=== STORED ROWS ===

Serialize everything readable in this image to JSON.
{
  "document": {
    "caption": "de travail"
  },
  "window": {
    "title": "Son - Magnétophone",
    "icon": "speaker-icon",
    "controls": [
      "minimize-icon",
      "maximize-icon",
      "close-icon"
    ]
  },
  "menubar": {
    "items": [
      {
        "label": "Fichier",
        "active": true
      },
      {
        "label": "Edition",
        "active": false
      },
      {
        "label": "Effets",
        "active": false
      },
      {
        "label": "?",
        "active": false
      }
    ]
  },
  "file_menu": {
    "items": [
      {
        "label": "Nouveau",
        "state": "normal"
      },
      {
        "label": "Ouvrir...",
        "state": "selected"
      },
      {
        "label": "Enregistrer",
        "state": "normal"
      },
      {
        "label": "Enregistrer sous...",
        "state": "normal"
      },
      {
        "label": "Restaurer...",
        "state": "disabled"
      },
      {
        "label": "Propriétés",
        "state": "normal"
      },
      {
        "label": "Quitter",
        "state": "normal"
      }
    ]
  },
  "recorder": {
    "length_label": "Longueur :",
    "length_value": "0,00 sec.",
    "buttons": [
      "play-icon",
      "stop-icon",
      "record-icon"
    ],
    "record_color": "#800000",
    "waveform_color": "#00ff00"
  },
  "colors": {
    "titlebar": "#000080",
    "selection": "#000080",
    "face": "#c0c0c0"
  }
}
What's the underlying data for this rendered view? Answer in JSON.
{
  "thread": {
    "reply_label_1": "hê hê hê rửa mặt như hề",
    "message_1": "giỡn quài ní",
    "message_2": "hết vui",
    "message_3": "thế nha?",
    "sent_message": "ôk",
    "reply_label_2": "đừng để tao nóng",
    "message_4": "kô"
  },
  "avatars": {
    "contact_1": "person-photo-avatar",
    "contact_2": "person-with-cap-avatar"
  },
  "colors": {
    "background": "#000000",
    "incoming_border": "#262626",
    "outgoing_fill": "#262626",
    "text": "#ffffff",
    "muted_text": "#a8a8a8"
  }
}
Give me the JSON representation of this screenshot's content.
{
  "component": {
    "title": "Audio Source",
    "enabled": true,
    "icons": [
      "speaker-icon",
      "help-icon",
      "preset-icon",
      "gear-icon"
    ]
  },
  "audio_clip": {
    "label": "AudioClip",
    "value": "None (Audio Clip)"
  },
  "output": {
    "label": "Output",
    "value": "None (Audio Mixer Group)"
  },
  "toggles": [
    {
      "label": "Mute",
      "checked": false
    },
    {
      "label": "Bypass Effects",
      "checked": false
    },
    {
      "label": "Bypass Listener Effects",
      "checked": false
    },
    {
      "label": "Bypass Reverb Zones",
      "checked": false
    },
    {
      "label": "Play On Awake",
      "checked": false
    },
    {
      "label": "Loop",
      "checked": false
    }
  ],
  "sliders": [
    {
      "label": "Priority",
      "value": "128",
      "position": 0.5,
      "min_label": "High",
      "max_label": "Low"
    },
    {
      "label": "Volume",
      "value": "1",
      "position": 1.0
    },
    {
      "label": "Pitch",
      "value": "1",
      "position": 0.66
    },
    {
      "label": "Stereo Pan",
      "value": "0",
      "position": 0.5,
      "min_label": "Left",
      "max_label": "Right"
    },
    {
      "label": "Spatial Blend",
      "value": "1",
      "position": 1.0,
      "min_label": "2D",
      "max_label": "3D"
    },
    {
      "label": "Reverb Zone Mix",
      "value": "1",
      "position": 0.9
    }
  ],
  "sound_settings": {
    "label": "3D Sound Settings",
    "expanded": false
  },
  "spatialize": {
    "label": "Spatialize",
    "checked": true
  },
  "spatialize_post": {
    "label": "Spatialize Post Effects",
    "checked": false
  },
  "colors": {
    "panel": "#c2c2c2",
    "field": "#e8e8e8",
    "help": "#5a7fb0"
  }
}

===

■ **REQUIRED WORK**:
Collect every line with the string "None" from the records, and copy each.

■ **RESPONSE FOR THIS EXERCISE**:
    "value": "None (Audio Clip)"
    "value": "None (Audio Mixer Group)"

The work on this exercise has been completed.